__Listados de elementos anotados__
========
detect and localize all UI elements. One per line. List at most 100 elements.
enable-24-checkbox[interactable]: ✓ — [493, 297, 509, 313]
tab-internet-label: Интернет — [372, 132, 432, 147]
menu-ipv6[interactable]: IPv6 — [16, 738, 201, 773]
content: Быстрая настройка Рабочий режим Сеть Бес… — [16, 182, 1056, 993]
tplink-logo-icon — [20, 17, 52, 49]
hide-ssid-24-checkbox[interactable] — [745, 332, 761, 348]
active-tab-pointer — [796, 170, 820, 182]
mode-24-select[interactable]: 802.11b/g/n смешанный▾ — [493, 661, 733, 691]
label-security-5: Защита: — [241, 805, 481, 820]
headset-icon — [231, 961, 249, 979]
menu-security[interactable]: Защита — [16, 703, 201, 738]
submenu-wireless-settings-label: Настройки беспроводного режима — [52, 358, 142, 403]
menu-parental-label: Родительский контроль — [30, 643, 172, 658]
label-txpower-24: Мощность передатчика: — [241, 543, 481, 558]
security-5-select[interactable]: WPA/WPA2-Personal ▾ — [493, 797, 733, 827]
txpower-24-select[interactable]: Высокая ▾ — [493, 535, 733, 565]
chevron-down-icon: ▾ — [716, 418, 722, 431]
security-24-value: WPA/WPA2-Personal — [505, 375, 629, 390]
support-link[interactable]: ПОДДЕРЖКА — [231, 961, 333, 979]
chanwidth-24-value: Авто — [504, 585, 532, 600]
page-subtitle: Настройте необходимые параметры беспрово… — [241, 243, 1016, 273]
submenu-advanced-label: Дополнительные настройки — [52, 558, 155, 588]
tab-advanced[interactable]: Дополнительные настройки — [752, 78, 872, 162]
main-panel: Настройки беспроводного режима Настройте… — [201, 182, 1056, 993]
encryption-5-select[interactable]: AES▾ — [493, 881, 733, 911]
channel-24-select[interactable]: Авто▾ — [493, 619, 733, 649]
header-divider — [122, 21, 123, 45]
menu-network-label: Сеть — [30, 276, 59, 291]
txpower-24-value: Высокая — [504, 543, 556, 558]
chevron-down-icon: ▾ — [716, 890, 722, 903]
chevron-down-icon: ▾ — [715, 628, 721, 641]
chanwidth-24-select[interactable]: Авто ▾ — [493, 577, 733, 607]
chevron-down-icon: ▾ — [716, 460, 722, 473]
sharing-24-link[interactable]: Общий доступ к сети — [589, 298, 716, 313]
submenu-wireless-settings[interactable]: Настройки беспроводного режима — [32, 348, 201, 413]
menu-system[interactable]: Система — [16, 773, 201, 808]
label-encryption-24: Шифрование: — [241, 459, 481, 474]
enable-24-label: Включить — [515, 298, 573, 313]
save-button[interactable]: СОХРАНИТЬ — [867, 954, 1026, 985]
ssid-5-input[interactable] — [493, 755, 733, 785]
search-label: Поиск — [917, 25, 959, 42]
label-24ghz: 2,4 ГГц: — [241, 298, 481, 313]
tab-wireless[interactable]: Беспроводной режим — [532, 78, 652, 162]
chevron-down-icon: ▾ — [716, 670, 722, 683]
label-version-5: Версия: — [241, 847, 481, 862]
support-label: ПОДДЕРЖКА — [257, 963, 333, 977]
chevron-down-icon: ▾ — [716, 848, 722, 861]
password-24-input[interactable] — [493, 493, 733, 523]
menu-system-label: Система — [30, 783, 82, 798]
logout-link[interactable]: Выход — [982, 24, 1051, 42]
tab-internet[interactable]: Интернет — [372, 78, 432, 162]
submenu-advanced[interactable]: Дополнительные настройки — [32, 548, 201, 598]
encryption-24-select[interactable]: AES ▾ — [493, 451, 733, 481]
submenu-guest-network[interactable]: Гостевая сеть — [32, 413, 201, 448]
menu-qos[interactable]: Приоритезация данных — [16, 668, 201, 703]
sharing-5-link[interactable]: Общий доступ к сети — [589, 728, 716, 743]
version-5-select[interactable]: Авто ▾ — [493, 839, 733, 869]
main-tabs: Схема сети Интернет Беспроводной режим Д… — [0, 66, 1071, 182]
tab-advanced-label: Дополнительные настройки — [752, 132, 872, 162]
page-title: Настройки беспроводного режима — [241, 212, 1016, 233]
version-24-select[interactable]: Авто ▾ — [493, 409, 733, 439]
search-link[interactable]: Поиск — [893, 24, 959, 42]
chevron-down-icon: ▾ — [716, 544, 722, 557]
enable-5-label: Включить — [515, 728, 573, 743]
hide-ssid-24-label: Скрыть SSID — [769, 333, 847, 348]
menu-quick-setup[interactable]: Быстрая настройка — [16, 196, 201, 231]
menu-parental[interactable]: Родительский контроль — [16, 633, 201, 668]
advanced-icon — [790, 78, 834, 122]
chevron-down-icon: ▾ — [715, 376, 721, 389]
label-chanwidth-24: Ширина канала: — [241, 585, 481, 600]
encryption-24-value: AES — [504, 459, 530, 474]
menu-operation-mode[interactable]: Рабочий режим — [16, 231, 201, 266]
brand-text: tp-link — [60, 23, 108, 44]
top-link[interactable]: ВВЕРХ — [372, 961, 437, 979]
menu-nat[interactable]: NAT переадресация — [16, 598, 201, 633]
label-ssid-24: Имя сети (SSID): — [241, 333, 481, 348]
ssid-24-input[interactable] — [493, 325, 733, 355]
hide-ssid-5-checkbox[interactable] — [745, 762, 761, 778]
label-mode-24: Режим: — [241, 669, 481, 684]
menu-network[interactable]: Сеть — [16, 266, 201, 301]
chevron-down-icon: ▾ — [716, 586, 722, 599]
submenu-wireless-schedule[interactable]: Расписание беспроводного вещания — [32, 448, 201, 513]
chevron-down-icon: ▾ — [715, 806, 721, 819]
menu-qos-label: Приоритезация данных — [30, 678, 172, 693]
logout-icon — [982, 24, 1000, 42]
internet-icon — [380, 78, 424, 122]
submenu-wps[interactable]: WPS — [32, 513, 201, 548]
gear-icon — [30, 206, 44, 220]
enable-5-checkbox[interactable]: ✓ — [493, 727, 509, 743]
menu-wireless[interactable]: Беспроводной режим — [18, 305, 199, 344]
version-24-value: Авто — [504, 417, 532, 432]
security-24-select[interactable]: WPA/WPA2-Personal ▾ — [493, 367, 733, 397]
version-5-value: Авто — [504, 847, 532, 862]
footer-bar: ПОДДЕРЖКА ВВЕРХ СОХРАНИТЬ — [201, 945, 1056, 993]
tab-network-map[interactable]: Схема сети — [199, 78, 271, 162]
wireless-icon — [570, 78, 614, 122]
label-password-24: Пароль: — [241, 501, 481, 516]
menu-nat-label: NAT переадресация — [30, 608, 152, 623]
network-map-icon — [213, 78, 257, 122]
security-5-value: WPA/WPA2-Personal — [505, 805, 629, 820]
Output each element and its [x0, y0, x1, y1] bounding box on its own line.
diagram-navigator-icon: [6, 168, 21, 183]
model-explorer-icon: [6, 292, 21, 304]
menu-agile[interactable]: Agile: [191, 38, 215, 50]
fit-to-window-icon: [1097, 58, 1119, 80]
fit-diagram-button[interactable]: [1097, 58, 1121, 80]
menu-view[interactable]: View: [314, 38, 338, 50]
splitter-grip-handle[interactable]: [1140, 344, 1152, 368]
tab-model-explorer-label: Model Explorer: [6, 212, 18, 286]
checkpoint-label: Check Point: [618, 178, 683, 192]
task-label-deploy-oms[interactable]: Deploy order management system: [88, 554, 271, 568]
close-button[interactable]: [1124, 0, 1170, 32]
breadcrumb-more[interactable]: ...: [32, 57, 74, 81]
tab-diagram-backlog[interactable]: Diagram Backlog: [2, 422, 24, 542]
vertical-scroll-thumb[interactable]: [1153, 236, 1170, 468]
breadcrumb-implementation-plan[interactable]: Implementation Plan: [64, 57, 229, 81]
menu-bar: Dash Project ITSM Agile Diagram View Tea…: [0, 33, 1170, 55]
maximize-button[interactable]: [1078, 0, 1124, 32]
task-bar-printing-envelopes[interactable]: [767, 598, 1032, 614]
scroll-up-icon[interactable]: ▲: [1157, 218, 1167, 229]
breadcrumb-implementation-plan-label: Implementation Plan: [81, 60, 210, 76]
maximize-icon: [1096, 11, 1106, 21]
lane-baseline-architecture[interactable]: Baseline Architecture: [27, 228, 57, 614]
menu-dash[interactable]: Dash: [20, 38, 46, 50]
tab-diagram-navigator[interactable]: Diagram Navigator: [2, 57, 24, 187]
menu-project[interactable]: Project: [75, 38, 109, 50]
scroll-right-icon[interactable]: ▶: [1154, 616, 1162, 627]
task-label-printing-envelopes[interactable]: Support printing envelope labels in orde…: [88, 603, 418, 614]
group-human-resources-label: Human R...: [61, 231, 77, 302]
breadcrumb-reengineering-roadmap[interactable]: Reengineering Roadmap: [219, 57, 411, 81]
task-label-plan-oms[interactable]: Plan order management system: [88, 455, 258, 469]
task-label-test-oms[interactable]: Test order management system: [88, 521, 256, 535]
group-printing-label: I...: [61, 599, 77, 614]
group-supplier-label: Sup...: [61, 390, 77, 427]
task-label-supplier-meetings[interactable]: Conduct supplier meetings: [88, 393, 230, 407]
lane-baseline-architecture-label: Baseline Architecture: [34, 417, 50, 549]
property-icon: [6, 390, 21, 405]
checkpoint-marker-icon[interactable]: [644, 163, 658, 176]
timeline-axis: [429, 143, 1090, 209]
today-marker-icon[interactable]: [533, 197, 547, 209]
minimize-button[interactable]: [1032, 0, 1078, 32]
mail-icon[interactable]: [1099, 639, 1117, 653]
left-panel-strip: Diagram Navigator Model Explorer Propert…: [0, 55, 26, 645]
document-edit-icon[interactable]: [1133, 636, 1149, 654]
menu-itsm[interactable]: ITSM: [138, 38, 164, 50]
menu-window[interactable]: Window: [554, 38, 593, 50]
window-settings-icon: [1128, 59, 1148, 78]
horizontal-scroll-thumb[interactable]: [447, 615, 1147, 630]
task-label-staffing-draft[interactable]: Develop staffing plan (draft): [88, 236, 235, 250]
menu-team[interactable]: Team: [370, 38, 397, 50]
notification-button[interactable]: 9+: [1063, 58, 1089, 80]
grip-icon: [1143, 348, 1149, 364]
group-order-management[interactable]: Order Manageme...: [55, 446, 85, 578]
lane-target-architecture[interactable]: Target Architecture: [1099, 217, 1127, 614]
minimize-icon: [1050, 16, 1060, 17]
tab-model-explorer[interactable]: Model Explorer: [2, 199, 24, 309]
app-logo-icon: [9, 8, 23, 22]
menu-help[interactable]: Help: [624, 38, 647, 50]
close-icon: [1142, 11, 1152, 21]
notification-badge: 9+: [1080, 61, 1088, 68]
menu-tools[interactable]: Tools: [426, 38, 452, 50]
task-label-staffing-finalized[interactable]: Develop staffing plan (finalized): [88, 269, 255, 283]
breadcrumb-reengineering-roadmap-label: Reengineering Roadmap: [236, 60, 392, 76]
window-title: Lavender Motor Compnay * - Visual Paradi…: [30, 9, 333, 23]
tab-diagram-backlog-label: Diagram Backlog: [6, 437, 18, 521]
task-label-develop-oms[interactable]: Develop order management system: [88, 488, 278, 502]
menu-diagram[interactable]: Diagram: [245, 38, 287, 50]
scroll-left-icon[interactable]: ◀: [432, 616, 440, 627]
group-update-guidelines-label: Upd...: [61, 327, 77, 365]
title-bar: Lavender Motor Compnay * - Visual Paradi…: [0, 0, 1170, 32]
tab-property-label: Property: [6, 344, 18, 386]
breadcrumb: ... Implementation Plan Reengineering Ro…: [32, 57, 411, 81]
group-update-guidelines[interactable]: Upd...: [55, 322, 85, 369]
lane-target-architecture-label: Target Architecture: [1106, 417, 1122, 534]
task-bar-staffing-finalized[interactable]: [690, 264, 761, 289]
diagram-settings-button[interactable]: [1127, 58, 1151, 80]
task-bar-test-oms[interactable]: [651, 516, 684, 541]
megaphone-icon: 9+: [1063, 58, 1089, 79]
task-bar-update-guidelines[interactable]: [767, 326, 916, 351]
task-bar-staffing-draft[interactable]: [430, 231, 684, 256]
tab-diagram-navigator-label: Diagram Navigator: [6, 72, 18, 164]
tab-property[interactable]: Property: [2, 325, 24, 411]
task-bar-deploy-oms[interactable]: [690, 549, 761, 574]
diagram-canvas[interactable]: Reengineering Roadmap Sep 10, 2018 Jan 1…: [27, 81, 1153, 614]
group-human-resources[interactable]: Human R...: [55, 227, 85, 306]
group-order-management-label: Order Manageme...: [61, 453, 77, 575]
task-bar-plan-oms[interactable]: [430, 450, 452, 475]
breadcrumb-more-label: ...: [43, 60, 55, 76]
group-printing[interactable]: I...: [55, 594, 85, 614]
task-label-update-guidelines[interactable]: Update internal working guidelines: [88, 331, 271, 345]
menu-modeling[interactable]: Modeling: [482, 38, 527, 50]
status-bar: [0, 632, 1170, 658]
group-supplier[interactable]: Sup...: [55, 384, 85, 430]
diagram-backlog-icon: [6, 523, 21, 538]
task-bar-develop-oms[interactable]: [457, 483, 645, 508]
========
__TAREA PENDIENTE__
Transcribe sin ningún cambio las líneas de los registros desde el comienzo hasta la línea que contiene "submenu-advanced-label: Дополнительные настройки", incluidas ambas.

__RESULTADO FINAL__
detect and localize all UI elements. One per line. List at most 100 elements.
enable-24-checkbox[interactable]: ✓ — [493, 297, 509, 313]
tab-internet-label: Интернет — [372, 132, 432, 147]
menu-ipv6[interactable]: IPv6 — [16, 738, 201, 773]
content: Быстрая настройка Рабочий режим Сеть Бес… — [16, 182, 1056, 993]
tplink-logo-icon — [20, 17, 52, 49]
hide-ssid-24-checkbox[interactable] — [745, 332, 761, 348]
active-tab-pointer — [796, 170, 820, 182]
mode-24-select[interactable]: 802.11b/g/n смешанный▾ — [493, 661, 733, 691]
label-security-5: Защита: — [241, 805, 481, 820]
headset-icon — [231, 961, 249, 979]
menu-security[interactable]: Защита — [16, 703, 201, 738]
submenu-wireless-settings-label: Настройки беспроводного режима — [52, 358, 142, 403]
menu-parental-label: Родительский контроль — [30, 643, 172, 658]
label-txpower-24: Мощность передатчика: — [241, 543, 481, 558]
security-5-select[interactable]: WPA/WPA2-Personal ▾ — [493, 797, 733, 827]
txpower-24-select[interactable]: Высокая ▾ — [493, 535, 733, 565]
chevron-down-icon: ▾ — [716, 418, 722, 431]
security-24-value: WPA/WPA2-Personal — [505, 375, 629, 390]
support-link[interactable]: ПОДДЕРЖКА — [231, 961, 333, 979]
chanwidth-24-value: Авто — [504, 585, 532, 600]
page-subtitle: Настройте необходимые параметры беспрово… — [241, 243, 1016, 273]
submenu-advanced-label: Дополнительные настройки — [52, 558, 155, 588]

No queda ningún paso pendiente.